**TASKS AND EXERCISES**
1. Answer these about the essay "We Are All To Blame":
(a) Which painting is named as the featured image?
(b) From which work is the opening quotation taken?
(c) What is the first of the two paths said to remain open?
2. Extract everything from "Featured Image is" down to "unsoiled by culpability." in the essay "We Are All To Blame" below.
Begin EXCERPTED PASSAGE
We Are All To Blame

Featured Image is The Third of May 1808, by Francisco Goya

We are all to blame, we are all to blame…and if only all were convinced of it!

-Fyodor Dostoyevsky, Demons

Morality is not a guide for living a blameless life. It is not a method for keeping your hands unsoiled by culpability.

I do not know if anyone really believes that it is, but I have noticed many talk as if it were so.

The conversation goes like this: Bob talks about how Jane fell short of some exacting moral standard, and thus shares the blame for something wicked. Jill points out that Bob himself has fallen short of that or some other exacting standard, and thus shares the blame for the same thing or something else. Heather turns around and pulls the same thing on Jill.

In short, they proceed by negation.

This game can go on indefinitely; many never escape it. It takes a big leap to see that no one can be blameless. Our hands are always dirty, just by living in this world, supported by institutions which require an ocean of blood to create and maintain. As social creatures we always stand in relationship to other people, and these relationships always involve an element of domination and hurt.

Once you make this leap, only two paths remain open to you.

The first is nihilism. The blame game and the standards are both negated entirely. The players become disenchanted; everything beautiful about the world becomes entirely obscured by ugliness. Institutions become just tools of power, relationships become just relationships of domination.
End EXCERPTED PASSAGE
Begin DATA EXCERPT
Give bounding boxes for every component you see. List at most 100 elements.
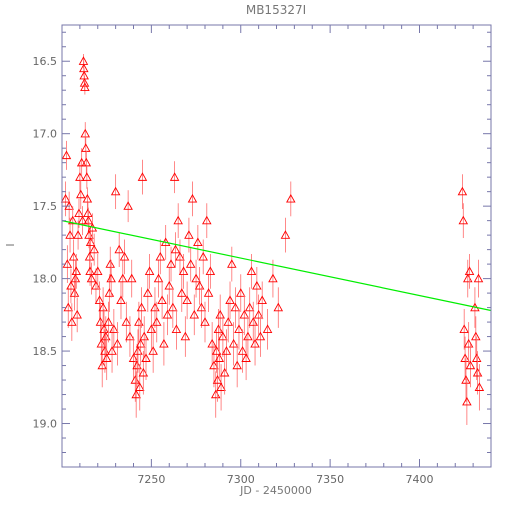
End DATA EXCERPT
**OUTPUTS**
1.
(a) The Third of May 1808, by Francisco Goya
(b) Demons, by Fyodor Dostoyevsky
(c) Nihilism

2.
Featured Image is The Third of May 1808, by Francisco Goya

We are all to blame, we are all to blame…and if only all were convinced of it!

-Fyodor Dostoyevsky, Demons

Morality is not a guide for living a blameless life. It is not a method for keeping your hands unsoiled by culpability.